***** Records for this task *****

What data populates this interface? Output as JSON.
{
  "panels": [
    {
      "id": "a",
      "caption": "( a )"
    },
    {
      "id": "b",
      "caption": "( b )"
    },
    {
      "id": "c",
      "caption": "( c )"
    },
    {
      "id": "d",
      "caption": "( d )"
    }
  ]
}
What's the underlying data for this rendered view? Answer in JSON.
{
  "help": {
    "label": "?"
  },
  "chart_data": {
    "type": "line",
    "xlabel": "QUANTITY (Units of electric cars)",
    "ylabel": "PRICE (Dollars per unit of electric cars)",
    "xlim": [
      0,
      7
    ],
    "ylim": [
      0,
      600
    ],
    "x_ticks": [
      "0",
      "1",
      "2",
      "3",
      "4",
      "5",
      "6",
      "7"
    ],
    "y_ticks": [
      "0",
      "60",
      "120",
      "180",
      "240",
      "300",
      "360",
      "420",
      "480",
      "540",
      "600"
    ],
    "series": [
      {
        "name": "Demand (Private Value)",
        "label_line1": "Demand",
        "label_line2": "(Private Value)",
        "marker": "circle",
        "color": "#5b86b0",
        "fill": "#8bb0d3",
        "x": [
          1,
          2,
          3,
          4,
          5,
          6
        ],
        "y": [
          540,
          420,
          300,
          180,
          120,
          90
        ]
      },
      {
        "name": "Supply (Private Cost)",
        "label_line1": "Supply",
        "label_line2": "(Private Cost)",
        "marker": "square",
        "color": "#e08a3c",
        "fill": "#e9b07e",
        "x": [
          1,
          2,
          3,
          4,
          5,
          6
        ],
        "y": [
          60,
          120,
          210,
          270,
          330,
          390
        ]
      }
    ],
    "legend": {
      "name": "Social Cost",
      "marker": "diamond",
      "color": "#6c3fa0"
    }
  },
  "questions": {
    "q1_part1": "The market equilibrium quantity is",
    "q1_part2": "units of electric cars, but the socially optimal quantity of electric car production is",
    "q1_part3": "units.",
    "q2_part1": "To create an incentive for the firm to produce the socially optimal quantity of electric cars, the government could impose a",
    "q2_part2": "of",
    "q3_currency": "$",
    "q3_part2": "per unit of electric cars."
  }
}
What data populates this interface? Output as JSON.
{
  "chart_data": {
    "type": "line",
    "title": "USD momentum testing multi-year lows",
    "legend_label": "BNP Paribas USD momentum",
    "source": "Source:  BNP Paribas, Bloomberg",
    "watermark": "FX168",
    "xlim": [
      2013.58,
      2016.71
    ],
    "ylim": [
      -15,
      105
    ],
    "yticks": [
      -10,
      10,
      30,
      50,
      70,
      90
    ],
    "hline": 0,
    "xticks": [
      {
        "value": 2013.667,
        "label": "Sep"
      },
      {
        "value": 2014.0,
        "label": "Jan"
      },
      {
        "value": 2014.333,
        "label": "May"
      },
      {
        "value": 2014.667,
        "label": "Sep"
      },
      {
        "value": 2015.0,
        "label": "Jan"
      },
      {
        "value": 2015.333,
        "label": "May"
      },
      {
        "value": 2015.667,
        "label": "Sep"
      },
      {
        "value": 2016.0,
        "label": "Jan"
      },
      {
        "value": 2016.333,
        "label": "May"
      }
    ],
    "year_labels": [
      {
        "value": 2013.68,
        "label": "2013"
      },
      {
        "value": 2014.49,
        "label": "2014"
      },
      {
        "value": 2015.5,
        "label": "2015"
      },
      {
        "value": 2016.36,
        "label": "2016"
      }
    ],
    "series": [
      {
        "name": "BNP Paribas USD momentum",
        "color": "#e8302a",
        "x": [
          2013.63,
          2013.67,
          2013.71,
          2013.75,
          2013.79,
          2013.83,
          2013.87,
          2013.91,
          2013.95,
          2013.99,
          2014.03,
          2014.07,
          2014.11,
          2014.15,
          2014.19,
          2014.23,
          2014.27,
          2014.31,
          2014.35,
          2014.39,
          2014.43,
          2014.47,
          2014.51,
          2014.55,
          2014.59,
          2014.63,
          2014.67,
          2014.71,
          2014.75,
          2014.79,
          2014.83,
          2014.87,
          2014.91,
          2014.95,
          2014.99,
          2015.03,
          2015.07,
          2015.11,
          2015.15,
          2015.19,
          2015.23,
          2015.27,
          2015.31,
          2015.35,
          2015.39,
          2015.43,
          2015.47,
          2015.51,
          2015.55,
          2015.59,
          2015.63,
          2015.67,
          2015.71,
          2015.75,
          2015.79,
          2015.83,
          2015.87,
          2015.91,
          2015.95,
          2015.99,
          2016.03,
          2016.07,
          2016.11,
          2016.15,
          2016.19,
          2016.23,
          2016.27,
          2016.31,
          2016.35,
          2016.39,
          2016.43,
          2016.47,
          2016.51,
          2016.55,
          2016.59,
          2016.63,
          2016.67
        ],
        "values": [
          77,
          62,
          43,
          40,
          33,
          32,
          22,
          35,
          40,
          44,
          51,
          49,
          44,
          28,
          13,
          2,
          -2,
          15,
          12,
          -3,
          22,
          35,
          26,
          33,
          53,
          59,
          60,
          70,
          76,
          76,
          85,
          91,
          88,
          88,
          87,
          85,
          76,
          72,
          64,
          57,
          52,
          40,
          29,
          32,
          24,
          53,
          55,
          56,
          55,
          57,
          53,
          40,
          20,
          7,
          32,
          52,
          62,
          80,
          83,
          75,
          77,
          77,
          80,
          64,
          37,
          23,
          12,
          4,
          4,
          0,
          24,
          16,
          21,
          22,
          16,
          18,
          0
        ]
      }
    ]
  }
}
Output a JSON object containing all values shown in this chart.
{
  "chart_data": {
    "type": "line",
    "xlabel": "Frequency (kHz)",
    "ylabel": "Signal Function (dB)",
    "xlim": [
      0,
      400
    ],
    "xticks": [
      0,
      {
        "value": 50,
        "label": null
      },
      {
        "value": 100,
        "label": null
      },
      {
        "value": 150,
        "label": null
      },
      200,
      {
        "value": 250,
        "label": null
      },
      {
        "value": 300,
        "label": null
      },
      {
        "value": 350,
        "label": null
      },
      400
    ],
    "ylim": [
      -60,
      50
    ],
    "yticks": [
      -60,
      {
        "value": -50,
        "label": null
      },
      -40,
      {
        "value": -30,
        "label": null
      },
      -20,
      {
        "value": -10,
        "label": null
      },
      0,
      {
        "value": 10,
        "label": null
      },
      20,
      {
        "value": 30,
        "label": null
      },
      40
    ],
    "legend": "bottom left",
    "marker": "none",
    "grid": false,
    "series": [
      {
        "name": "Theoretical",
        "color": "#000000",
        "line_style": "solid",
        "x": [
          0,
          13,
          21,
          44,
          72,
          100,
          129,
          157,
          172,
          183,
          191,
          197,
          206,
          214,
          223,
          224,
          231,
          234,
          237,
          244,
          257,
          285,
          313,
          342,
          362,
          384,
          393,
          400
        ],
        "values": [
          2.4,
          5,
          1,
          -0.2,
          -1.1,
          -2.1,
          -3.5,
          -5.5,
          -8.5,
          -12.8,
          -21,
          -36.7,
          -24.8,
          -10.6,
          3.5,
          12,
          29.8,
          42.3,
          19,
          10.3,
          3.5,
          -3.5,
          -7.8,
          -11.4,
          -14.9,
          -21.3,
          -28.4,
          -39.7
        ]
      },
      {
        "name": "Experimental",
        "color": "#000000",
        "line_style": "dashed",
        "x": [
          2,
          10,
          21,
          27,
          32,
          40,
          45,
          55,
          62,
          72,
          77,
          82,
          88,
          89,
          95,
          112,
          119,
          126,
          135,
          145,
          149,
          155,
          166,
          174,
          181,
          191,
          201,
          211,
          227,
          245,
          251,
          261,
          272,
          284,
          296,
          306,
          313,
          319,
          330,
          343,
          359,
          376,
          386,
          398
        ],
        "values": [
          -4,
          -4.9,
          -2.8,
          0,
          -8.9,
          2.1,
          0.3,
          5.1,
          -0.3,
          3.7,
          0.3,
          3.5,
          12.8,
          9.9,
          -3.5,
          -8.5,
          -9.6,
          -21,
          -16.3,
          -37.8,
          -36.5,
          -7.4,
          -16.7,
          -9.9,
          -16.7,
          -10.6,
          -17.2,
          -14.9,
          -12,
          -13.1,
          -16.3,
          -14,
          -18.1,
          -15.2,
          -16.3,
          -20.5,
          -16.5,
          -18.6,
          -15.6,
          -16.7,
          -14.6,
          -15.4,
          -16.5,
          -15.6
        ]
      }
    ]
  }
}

*****

#### Set exercise:
Report how many lines of the listing above include the word "Cost". Say nothing but the number.

#### Exercise output:
3